TEXT: Begin
Composition and Sources
MS I shows more uniform control over the entirety of its contents than tended to
be the case in later
Red Books,
which grew more miscellaneous with successive uses at different times. For
example, the title page appears more nearly to serve for the entire manuscript than is the case in
MS III and
MS IIIA, which likewise begin with volumes of
“Harry and Lucy,” but which also contain much else that is
altogether unrelated to the opening narrative.
Similarly, the
MS I Poetry Anthology,
which fills out MS I, appears less haphazard than poetry miscellanies in the other Red Books. The first of
these poems,
“When furious up from mines the water pours” [“The Steam Engine”],
condenses a portion of
The Botanic Garden by
Erasmus Darwin, thus
sustaining the
Enlightenment, entrepreneurial spirit of the immediately
preceding
“Harry and Lucy,” Vol. 1, which imitates works by associates of
Erasmus Darwin,
Maria Edgeworth and
Jeremiah Joyce.
As a visual artifact, MS I imitates the appearance of books
Ruskin would have
known: he modeled the title page directly on
Maria Edgeworth, Harry and Lucy Concluded;
and in the “plates,” he imitated any
number of books in the Ruskin family library (
Edgeworthʼs volumes were
not illustrated). Most of
Ruskinʼs “plates” bear no
apparent relation with the text, but the frontispiece,
“Frontispiece” [Plate] “1” [“Harry and Lucy” Vol 1],
which features “a rainbow,” may be
complemented by the last of the poems in the anthology,
“On the Rainbow: In Blank Verse.” The
rainbow drawing, moreover, could refer to Harryʼs vision of the Witch of
the Alps at the end of
“Harry and Lucy,” Vol. 1.
Ruskin could have added the rainbow to the
frontispiece as an afterthought: we cannot know for certain whether the textual
rainbow suggested the graphic one, or vice versa, or whether the two are
definitely related at all. But it seems likely that he arranged the contents in
order to frame the book with the theme of the rainbow as both promise and
closure.
Another sign of control over the entirety of the contents appears at the end of
the Red Book, on p. 106, where
Ruskin placed a colophon:
“The end /
hernhill /
fountain street /
end of the poems / juvenile library
fountain street.” The
colophon is followed by
“Heights of Wisdom, Depth of Fools” [Miscellaneous Drawing, MS I], in
which the concave shape of the narrow valley appears to answer to the convex
form of the rainbow in the frontispiece. The colophon could be based on
Maria Edgeworth, Harry and Lucy Concludeds, which concludes in the fourth volume with
“
The End.” and, below that,
“
London: /
Printed by Charles Wood, /
Poppinʼs Court,
Fleet Street.”
TEXT: End
◆ PROBLEMS TO SOLVE
**1.** Translate this sentence from the Composition and Sources text into French: "Similarly, the MS I Poetry Anthology, which fills out MS I, appears less haphazard than poetry miscellanies in the other Red Books."
**2.** Transcribe everything in the Composition and Sources text from "Composition and Sources" down to "the opening narrative.".
**3.** According to the Composition and Sources text, which book did Ruskin model the title page of MS I directly on?
The items that follow are separate material unrelated to the Composition and Sources text.
DATA EXCERPTS: Begin
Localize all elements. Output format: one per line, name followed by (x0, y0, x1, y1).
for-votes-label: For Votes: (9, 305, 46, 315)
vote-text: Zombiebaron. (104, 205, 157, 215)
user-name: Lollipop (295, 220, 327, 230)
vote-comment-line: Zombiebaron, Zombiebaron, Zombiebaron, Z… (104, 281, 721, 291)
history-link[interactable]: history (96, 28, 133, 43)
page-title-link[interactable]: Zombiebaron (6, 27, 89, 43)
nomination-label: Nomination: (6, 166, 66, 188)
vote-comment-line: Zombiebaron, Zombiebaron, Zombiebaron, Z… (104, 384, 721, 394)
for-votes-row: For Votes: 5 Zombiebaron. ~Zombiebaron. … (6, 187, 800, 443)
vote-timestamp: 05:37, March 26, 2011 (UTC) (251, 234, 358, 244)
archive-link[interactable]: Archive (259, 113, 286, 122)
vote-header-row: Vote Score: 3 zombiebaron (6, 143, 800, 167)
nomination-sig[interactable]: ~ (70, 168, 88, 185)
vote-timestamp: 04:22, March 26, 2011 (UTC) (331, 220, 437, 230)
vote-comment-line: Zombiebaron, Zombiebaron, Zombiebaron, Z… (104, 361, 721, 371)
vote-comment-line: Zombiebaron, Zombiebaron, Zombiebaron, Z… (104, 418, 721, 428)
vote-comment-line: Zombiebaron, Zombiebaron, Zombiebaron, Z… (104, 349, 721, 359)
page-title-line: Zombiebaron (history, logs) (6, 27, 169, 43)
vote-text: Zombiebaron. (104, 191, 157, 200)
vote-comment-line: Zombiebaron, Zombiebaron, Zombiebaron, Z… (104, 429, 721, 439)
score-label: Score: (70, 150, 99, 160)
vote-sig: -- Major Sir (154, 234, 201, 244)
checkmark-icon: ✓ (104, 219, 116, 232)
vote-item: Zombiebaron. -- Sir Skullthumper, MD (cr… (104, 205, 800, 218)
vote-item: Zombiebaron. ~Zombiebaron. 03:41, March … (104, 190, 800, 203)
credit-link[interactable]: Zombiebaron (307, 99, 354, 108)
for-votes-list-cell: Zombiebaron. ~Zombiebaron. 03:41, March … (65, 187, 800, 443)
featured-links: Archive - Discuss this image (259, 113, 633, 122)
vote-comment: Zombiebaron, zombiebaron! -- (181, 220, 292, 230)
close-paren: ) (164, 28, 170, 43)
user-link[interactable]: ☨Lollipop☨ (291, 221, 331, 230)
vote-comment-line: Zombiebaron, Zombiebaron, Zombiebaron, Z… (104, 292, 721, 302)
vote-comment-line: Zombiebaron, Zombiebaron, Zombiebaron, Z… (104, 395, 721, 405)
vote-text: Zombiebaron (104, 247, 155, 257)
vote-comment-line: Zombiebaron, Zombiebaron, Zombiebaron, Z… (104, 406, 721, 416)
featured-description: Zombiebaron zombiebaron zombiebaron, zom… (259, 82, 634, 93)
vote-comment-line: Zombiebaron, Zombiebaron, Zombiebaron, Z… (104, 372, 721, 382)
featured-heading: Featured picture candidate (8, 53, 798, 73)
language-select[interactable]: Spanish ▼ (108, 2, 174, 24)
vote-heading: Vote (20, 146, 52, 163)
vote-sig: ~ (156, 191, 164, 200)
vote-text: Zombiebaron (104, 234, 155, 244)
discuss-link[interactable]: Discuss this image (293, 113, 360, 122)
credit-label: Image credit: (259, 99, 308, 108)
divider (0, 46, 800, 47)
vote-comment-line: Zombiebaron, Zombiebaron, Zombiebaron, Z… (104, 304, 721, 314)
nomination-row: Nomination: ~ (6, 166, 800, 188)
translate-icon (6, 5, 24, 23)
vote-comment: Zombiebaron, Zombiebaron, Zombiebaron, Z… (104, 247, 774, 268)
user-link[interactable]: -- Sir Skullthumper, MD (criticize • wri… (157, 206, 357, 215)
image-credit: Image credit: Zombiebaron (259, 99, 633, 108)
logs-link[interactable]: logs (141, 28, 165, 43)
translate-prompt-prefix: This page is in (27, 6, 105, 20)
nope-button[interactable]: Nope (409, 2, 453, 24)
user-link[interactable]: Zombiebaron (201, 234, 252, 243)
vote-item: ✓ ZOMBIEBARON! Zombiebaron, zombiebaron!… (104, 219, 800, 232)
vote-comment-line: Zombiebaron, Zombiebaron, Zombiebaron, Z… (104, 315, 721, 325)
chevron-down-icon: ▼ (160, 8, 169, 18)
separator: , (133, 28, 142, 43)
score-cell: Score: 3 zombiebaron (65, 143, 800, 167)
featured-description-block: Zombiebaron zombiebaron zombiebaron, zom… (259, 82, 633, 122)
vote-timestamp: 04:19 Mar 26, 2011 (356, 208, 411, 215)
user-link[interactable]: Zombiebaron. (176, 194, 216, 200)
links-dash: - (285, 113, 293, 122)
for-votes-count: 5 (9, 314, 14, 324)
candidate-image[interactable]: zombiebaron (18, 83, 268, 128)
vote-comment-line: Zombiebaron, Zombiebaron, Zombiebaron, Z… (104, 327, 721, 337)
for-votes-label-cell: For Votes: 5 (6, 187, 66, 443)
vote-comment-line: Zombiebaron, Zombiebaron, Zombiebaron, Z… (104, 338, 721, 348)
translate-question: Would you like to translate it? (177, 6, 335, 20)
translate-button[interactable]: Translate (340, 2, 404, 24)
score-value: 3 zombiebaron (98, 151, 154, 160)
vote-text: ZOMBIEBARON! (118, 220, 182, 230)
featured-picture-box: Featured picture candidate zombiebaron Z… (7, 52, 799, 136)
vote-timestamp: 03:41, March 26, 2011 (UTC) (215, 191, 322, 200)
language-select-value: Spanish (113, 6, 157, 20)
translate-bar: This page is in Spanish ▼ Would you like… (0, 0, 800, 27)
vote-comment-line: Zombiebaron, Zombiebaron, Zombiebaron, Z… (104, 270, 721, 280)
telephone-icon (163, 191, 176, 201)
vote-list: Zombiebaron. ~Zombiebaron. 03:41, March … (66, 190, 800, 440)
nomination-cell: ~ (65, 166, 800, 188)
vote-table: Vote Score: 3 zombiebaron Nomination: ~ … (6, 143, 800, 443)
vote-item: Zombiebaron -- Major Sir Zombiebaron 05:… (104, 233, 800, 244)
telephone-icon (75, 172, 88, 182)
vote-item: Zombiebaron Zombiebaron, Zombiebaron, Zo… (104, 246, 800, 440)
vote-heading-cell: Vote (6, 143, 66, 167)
DATA EXCERPTS: End
◆ OUTPUTS IN ORDER
**1.** De même, l'anthologie poétique du MS I, qui complète le MS I, paraît moins décousue que les recueils de poésie des autres Red Books.

**2.**
Composition and Sources
MS I shows more uniform control over the entirety of its contents than tended to
be the case in later
Red Books,
which grew more miscellaneous with successive uses at different times. For
example, the title page appears more nearly to serve for the entire manuscript than is the case in
MS III and
MS IIIA, which likewise begin with volumes of
“Harry and Lucy,” but which also contain much else that is
altogether unrelated to the opening narrative.

**3.** He modeled it on Maria Edgeworth's Harry and Lucy Concluded.